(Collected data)
══════════

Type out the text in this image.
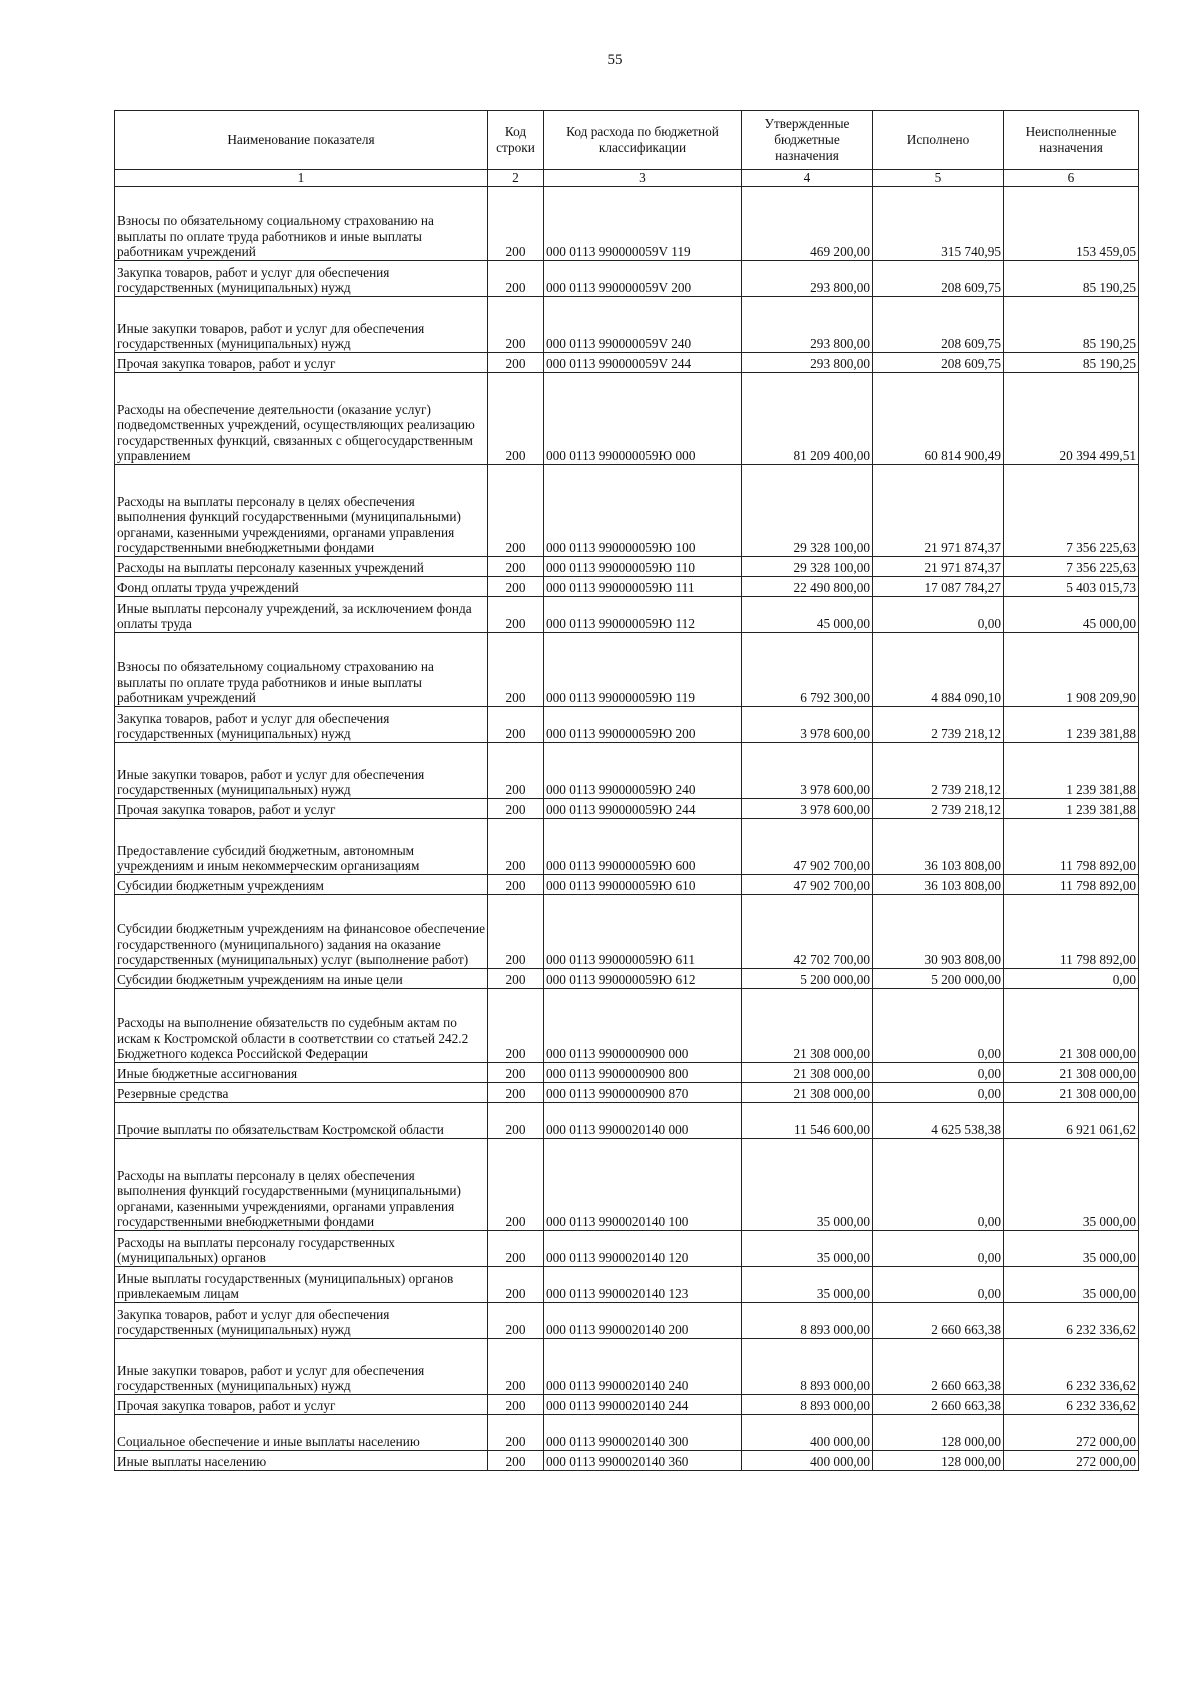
55
Наименование показателя	Код строки	Код расхода по бюджетной классификации	Утвержденные бюджетные назначения	Исполнено	Неисполненные назначения
1	2	3	4	5	6
Взносы по обязательному социальному страхованию на выплаты по оплате труда работников и иные выплаты работникам учреждений	200	000 0113 990000059V 119	469 200,00	315 740,95	153 459,05
Закупка товаров, работ и услуг для обеспечения государственных (муниципальных) нужд	200	000 0113 990000059V 200	293 800,00	208 609,75	85 190,25
Иные закупки товаров, работ и услуг для обеспечения государственных (муниципальных) нужд	200	000 0113 990000059V 240	293 800,00	208 609,75	85 190,25
Прочая закупка товаров, работ и услуг	200	000 0113 990000059V 244	293 800,00	208 609,75	85 190,25
Расходы на обеспечение деятельности (оказание услуг) подведомственных учреждений, осуществляющих реализацию государственных функций, связанных с общегосударственным управлением	200	000 0113 990000059Ю 000	81 209 400,00	60 814 900,49	20 394 499,51
Расходы на выплаты персоналу в целях обеспечения выполнения функций государственными (муниципальными) органами, казенными учреждениями, органами управления государственными внебюджетными фондами	200	000 0113 990000059Ю 100	29 328 100,00	21 971 874,37	7 356 225,63
Расходы на выплаты персоналу казенных учреждений	200	000 0113 990000059Ю 110	29 328 100,00	21 971 874,37	7 356 225,63
Фонд оплаты труда учреждений	200	000 0113 990000059Ю 111	22 490 800,00	17 087 784,27	5 403 015,73
Иные выплаты персоналу учреждений, за исключением фонда оплаты труда	200	000 0113 990000059Ю 112	45 000,00	0,00	45 000,00
Взносы по обязательному социальному страхованию на выплаты по оплате труда работников и иные выплаты работникам учреждений	200	000 0113 990000059Ю 119	6 792 300,00	4 884 090,10	1 908 209,90
Закупка товаров, работ и услуг для обеспечения государственных (муниципальных) нужд	200	000 0113 990000059Ю 200	3 978 600,00	2 739 218,12	1 239 381,88
Иные закупки товаров, работ и услуг для обеспечения государственных (муниципальных) нужд	200	000 0113 990000059Ю 240	3 978 600,00	2 739 218,12	1 239 381,88
Прочая закупка товаров, работ и услуг	200	000 0113 990000059Ю 244	3 978 600,00	2 739 218,12	1 239 381,88
Предоставление субсидий бюджетным, автономным учреждениям и иным некоммерческим организациям	200	000 0113 990000059Ю 600	47 902 700,00	36 103 808,00	11 798 892,00
Субсидии бюджетным учреждениям	200	000 0113 990000059Ю 610	47 902 700,00	36 103 808,00	11 798 892,00
Субсидии бюджетным учреждениям на финансовое обеспечение государственного (муниципального) задания на оказание государственных (муниципальных) услуг (выполнение работ)	200	000 0113 990000059Ю 611	42 702 700,00	30 903 808,00	11 798 892,00
Субсидии бюджетным учреждениям на иные цели	200	000 0113 990000059Ю 612	5 200 000,00	5 200 000,00	0,00
Расходы на выполнение обязательств по судебным актам по искам к Костромской области в соответствии со статьей 242.2 Бюджетного кодекса Российской Федерации	200	000 0113 9900000900 000	21 308 000,00	0,00	21 308 000,00
Иные бюджетные ассигнования	200	000 0113 9900000900 800	21 308 000,00	0,00	21 308 000,00
Резервные средства	200	000 0113 9900000900 870	21 308 000,00	0,00	21 308 000,00
Прочие выплаты по обязательствам Костромской области	200	000 0113 9900020140 000	11 546 600,00	4 625 538,38	6 921 061,62
Расходы на выплаты персоналу в целях обеспечения выполнения функций государственными (муниципальными) органами, казенными учреждениями, органами управления государственными внебюджетными фондами	200	000 0113 9900020140 100	35 000,00	0,00	35 000,00
Расходы на выплаты персоналу государственных (муниципальных) органов	200	000 0113 9900020140 120	35 000,00	0,00	35 000,00
Иные выплаты государственных (муниципальных) органов привлекаемым лицам	200	000 0113 9900020140 123	35 000,00	0,00	35 000,00
Закупка товаров, работ и услуг для обеспечения государственных (муниципальных) нужд	200	000 0113 9900020140 200	8 893 000,00	2 660 663,38	6 232 336,62
Иные закупки товаров, работ и услуг для обеспечения государственных (муниципальных) нужд	200	000 0113 9900020140 240	8 893 000,00	2 660 663,38	6 232 336,62
Прочая закупка товаров, работ и услуг	200	000 0113 9900020140 244	8 893 000,00	2 660 663,38	6 232 336,62
Социальное обеспечение и иные выплаты населению	200	000 0113 9900020140 300	400 000,00	128 000,00	272 000,00
Иные выплаты населению	200	000 0113 9900020140 360	400 000,00	128 000,00	272 000,00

══════════

*WHAT IS BEING ASKED:* Transcribe the preceding listing in its entirety and with exact wording, leaving out pictures.

*RESULT OF THE EXERCISE:*
Type out the text in this image.
55
Наименование показателя	Код строки	Код расхода по бюджетной классификации	Утвержденные бюджетные назначения	Исполнено	Неисполненные назначения
1	2	3	4	5	6
Взносы по обязательному социальному страхованию на выплаты по оплате труда работников и иные выплаты работникам учреждений	200	000 0113 990000059V 119	469 200,00	315 740,95	153 459,05
Закупка товаров, работ и услуг для обеспечения государственных (муниципальных) нужд	200	000 0113 990000059V 200	293 800,00	208 609,75	85 190,25
Иные закупки товаров, работ и услуг для обеспечения государственных (муниципальных) нужд	200	000 0113 990000059V 240	293 800,00	208 609,75	85 190,25
Прочая закупка товаров, работ и услуг	200	000 0113 990000059V 244	293 800,00	208 609,75	85 190,25
Расходы на обеспечение деятельности (оказание услуг) подведомственных учреждений, осуществляющих реализацию государственных функций, связанных с общегосударственным управлением	200	000 0113 990000059Ю 000	81 209 400,00	60 814 900,49	20 394 499,51
Расходы на выплаты персоналу в целях обеспечения выполнения функций государственными (муниципальными) органами, казенными учреждениями, органами управления государственными внебюджетными фондами	200	000 0113 990000059Ю 100	29 328 100,00	21 971 874,37	7 356 225,63
Расходы на выплаты персоналу казенных учреждений	200	000 0113 990000059Ю 110	29 328 100,00	21 971 874,37	7 356 225,63
Фонд оплаты труда учреждений	200	000 0113 990000059Ю 111	22 490 800,00	17 087 784,27	5 403 015,73
Иные выплаты персоналу учреждений, за исключением фонда оплаты труда	200	000 0113 990000059Ю 112	45 000,00	0,00	45 000,00
Взносы по обязательному социальному страхованию на выплаты по оплате труда работников и иные выплаты работникам учреждений	200	000 0113 990000059Ю 119	6 792 300,00	4 884 090,10	1 908 209,90
Закупка товаров, работ и услуг для обеспечения государственных (муниципальных) нужд	200	000 0113 990000059Ю 200	3 978 600,00	2 739 218,12	1 239 381,88
Иные закупки товаров, работ и услуг для обеспечения государственных (муниципальных) нужд	200	000 0113 990000059Ю 240	3 978 600,00	2 739 218,12	1 239 381,88
Прочая закупка товаров, работ и услуг	200	000 0113 990000059Ю 244	3 978 600,00	2 739 218,12	1 239 381,88
Предоставление субсидий бюджетным, автономным учреждениям и иным некоммерческим организациям	200	000 0113 990000059Ю 600	47 902 700,00	36 103 808,00	11 798 892,00
Субсидии бюджетным учреждениям	200	000 0113 990000059Ю 610	47 902 700,00	36 103 808,00	11 798 892,00
Субсидии бюджетным учреждениям на финансовое обеспечение государственного (муниципального) задания на оказание государственных (муниципальных) услуг (выполнение работ)	200	000 0113 990000059Ю 611	42 702 700,00	30 903 808,00	11 798 892,00
Субсидии бюджетным учреждениям на иные цели	200	000 0113 990000059Ю 612	5 200 000,00	5 200 000,00	0,00
Расходы на выполнение обязательств по судебным актам по искам к Костромской области в соответствии со статьей 242.2 Бюджетного кодекса Российской Федерации	200	000 0113 9900000900 000	21 308 000,00	0,00	21 308 000,00
Иные бюджетные ассигнования	200	000 0113 9900000900 800	21 308 000,00	0,00	21 308 000,00
Резервные средства	200	000 0113 9900000900 870	21 308 000,00	0,00	21 308 000,00
Прочие выплаты по обязательствам Костромской области	200	000 0113 9900020140 000	11 546 600,00	4 625 538,38	6 921 061,62
Расходы на выплаты персоналу в целях обеспечения выполнения функций государственными (муниципальными) органами, казенными учреждениями, органами управления государственными внебюджетными фондами	200	000 0113 9900020140 100	35 000,00	0,00	35 000,00
Расходы на выплаты персоналу государственных (муниципальных) органов	200	000 0113 9900020140 120	35 000,00	0,00	35 000,00
Иные выплаты государственных (муниципальных) органов привлекаемым лицам	200	000 0113 9900020140 123	35 000,00	0,00	35 000,00
Закупка товаров, работ и услуг для обеспечения государственных (муниципальных) нужд	200	000 0113 9900020140 200	8 893 000,00	2 660 663,38	6 232 336,62
Иные закупки товаров, работ и услуг для обеспечения государственных (муниципальных) нужд	200	000 0113 9900020140 240	8 893 000,00	2 660 663,38	6 232 336,62
Прочая закупка товаров, работ и услуг	200	000 0113 9900020140 244	8 893 000,00	2 660 663,38	6 232 336,62
Социальное обеспечение и иные выплаты населению	200	000 0113 9900020140 300	400 000,00	128 000,00	272 000,00
Иные выплаты населению	200	000 0113 9900020140 360	400 000,00	128 000,00	272 000,00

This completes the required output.